=== Short problem ===
Every line that includes the word "IPOs" is to be listed.

=== Data entries for graphics ===
######

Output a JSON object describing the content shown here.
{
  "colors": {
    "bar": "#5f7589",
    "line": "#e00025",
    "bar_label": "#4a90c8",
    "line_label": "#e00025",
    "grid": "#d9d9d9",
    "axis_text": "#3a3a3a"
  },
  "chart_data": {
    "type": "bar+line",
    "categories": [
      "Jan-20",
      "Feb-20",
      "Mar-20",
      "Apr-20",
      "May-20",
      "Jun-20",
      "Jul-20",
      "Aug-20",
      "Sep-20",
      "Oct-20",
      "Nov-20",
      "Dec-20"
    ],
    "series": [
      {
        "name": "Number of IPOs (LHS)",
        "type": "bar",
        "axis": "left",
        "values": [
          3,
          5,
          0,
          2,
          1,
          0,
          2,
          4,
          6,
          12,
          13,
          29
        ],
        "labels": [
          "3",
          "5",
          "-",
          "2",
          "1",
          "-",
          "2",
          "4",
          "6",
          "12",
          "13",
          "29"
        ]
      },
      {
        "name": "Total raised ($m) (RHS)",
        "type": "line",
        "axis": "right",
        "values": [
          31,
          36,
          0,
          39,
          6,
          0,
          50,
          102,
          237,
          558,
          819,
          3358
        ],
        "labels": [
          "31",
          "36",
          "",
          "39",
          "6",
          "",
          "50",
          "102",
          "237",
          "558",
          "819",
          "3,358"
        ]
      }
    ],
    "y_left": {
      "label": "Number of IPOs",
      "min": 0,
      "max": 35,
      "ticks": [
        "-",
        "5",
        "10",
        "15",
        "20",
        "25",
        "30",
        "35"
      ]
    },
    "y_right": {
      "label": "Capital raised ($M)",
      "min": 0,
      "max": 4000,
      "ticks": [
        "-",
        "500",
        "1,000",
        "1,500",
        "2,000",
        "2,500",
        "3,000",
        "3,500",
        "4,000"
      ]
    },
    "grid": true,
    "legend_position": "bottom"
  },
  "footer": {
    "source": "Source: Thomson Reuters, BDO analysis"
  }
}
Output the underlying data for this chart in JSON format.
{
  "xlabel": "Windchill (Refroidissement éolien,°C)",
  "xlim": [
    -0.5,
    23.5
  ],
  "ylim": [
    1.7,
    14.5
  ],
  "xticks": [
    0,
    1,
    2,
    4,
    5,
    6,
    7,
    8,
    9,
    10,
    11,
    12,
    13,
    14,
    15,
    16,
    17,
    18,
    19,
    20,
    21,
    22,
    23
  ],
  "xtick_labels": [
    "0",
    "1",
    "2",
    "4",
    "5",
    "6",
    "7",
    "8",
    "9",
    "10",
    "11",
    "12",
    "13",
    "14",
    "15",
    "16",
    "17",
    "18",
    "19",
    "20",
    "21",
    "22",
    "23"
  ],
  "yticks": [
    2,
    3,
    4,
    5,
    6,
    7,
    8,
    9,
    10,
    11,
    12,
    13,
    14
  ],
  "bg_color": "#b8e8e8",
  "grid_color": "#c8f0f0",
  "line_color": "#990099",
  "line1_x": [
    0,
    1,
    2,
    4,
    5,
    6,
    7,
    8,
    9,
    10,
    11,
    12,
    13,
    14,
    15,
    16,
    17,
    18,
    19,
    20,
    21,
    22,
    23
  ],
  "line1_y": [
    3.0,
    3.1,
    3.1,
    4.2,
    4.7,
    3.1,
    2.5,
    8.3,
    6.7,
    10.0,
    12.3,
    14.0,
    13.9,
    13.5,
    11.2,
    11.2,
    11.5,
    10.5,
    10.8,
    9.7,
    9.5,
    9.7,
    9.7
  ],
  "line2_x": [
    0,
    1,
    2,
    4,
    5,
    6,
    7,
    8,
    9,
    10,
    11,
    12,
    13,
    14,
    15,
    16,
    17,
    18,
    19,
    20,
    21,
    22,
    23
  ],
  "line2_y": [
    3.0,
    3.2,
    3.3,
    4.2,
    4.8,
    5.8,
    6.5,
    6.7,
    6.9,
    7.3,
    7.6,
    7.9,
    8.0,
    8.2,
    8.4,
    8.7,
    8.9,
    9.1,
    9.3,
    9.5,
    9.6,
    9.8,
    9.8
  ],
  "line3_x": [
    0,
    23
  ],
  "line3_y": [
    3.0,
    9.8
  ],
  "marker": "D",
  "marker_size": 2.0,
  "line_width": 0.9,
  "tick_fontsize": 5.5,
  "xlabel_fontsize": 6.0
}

######

=== Response for this exercise ===
        "name": "Number of IPOs (LHS)",
      "label": "Number of IPOs",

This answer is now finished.